Collection entries
****************************************
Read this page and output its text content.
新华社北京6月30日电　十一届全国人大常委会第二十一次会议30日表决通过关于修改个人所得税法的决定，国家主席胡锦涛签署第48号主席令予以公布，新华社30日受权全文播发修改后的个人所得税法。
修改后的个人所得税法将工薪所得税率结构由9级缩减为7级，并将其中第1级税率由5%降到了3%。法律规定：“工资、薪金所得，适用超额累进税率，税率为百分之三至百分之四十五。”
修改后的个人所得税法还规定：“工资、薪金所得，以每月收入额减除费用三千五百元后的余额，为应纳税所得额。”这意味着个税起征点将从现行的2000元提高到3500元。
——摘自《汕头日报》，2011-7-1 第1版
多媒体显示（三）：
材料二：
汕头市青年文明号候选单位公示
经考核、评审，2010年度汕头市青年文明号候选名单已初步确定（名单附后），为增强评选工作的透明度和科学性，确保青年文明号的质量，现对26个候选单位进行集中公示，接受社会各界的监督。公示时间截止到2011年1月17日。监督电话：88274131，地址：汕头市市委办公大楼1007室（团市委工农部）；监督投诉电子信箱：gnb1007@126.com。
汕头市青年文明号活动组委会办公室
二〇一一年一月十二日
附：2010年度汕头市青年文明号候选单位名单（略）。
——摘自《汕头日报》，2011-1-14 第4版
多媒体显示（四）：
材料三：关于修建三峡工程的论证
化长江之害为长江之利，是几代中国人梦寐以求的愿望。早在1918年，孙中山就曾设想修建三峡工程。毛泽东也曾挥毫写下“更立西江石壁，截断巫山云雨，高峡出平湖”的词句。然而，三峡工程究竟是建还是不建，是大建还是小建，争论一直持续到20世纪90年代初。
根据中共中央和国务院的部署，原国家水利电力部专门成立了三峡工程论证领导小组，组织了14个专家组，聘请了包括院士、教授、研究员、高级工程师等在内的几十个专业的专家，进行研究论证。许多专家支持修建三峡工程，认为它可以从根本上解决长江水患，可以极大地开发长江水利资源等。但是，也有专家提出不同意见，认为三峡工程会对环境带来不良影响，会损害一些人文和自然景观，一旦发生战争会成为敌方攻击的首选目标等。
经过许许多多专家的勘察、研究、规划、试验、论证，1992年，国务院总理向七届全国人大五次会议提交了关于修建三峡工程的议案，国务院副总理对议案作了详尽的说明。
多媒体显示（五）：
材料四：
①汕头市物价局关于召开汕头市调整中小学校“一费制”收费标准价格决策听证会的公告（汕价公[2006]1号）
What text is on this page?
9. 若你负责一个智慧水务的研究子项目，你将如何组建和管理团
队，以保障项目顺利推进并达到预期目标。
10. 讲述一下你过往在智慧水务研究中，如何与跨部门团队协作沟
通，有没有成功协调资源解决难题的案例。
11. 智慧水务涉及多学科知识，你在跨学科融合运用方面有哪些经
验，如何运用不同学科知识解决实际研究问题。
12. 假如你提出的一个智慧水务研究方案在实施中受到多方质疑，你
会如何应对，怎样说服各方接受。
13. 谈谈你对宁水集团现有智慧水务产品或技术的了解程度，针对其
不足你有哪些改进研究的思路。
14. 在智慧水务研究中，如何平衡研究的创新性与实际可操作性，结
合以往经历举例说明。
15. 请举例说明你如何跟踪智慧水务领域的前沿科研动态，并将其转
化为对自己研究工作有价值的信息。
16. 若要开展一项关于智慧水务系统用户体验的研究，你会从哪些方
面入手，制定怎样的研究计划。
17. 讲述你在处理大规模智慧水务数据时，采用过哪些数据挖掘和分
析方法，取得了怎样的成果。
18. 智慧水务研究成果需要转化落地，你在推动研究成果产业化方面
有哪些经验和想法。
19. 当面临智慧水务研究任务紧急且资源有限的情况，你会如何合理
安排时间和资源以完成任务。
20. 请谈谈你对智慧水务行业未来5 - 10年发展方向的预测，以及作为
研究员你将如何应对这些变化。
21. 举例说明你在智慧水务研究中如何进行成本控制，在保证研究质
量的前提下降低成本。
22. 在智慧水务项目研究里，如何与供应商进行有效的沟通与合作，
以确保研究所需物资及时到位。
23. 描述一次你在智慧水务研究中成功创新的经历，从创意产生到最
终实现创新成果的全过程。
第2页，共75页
****************************************
**Brief**
Write the whole listing out again. Keep every line exactly as it is.

**Answer to the task**
Read this page and output its text content.
新华社北京6月30日电　十一届全国人大常委会第二十一次会议30日表决通过关于修改个人所得税法的决定，国家主席胡锦涛签署第48号主席令予以公布，新华社30日受权全文播发修改后的个人所得税法。
修改后的个人所得税法将工薪所得税率结构由9级缩减为7级，并将其中第1级税率由5%降到了3%。法律规定：“工资、薪金所得，适用超额累进税率，税率为百分之三至百分之四十五。”
修改后的个人所得税法还规定：“工资、薪金所得，以每月收入额减除费用三千五百元后的余额，为应纳税所得额。”这意味着个税起征点将从现行的2000元提高到3500元。
——摘自《汕头日报》，2011-7-1 第1版
多媒体显示（三）：
材料二：
汕头市青年文明号候选单位公示
经考核、评审，2010年度汕头市青年文明号候选名单已初步确定（名单附后），为增强评选工作的透明度和科学性，确保青年文明号的质量，现对26个候选单位进行集中公示，接受社会各界的监督。公示时间截止到2011年1月17日。监督电话：88274131，地址：汕头市市委办公大楼1007室（团市委工农部）；监督投诉电子信箱：gnb1007@126.com。
汕头市青年文明号活动组委会办公室
二〇一一年一月十二日
附：2010年度汕头市青年文明号候选单位名单（略）。
——摘自《汕头日报》，2011-1-14 第4版
多媒体显示（四）：
材料三：关于修建三峡工程的论证
化长江之害为长江之利，是几代中国人梦寐以求的愿望。早在1918年，孙中山就曾设想修建三峡工程。毛泽东也曾挥毫写下“更立西江石壁，截断巫山云雨，高峡出平湖”的词句。然而，三峡工程究竟是建还是不建，是大建还是小建，争论一直持续到20世纪90年代初。
根据中共中央和国务院的部署，原国家水利电力部专门成立了三峡工程论证领导小组，组织了14个专家组，聘请了包括院士、教授、研究员、高级工程师等在内的几十个专业的专家，进行研究论证。许多专家支持修建三峡工程，认为它可以从根本上解决长江水患，可以极大地开发长江水利资源等。但是，也有专家提出不同意见，认为三峡工程会对环境带来不良影响，会损害一些人文和自然景观，一旦发生战争会成为敌方攻击的首选目标等。
经过许许多多专家的勘察、研究、规划、试验、论证，1992年，国务院总理向七届全国人大五次会议提交了关于修建三峡工程的议案，国务院副总理对议案作了详尽的说明。
多媒体显示（五）：
材料四：
①汕头市物价局关于召开汕头市调整中小学校“一费制”收费标准价格决策听证会的公告（汕价公[2006]1号）
What text is on this page?
9. 若你负责一个智慧水务的研究子项目，你将如何组建和管理团
队，以保障项目顺利推进并达到预期目标。
10. 讲述一下你过往在智慧水务研究中，如何与跨部门团队协作沟
通，有没有成功协调资源解决难题的案例。
11. 智慧水务涉及多学科知识，你在跨学科融合运用方面有哪些经
验，如何运用不同学科知识解决实际研究问题。
12. 假如你提出的一个智慧水务研究方案在实施中受到多方质疑，你
会如何应对，怎样说服各方接受。
13. 谈谈你对宁水集团现有智慧水务产品或技术的了解程度，针对其
不足你有哪些改进研究的思路。
14. 在智慧水务研究中，如何平衡研究的创新性与实际可操作性，结
合以往经历举例说明。
15. 请举例说明你如何跟踪智慧水务领域的前沿科研动态，并将其转
化为对自己研究工作有价值的信息。
16. 若要开展一项关于智慧水务系统用户体验的研究，你会从哪些方
面入手，制定怎样的研究计划。
17. 讲述你在处理大规模智慧水务数据时，采用过哪些数据挖掘和分
析方法，取得了怎样的成果。
18. 智慧水务研究成果需要转化落地，你在推动研究成果产业化方面
有哪些经验和想法。
19. 当面临智慧水务研究任务紧急且资源有限的情况，你会如何合理
安排时间和资源以完成任务。
20. 请谈谈你对智慧水务行业未来5 - 10年发展方向的预测，以及作为
研究员你将如何应对这些变化。
21. 举例说明你在智慧水务研究中如何进行成本控制，在保证研究质
量的前提下降低成本。
22. 在智慧水务项目研究里，如何与供应商进行有效的沟通与合作，
以确保研究所需物资及时到位。
23. 描述一次你在智慧水务研究中成功创新的经历，从创意产生到最
终实现创新成果的全过程。
第2页，共75页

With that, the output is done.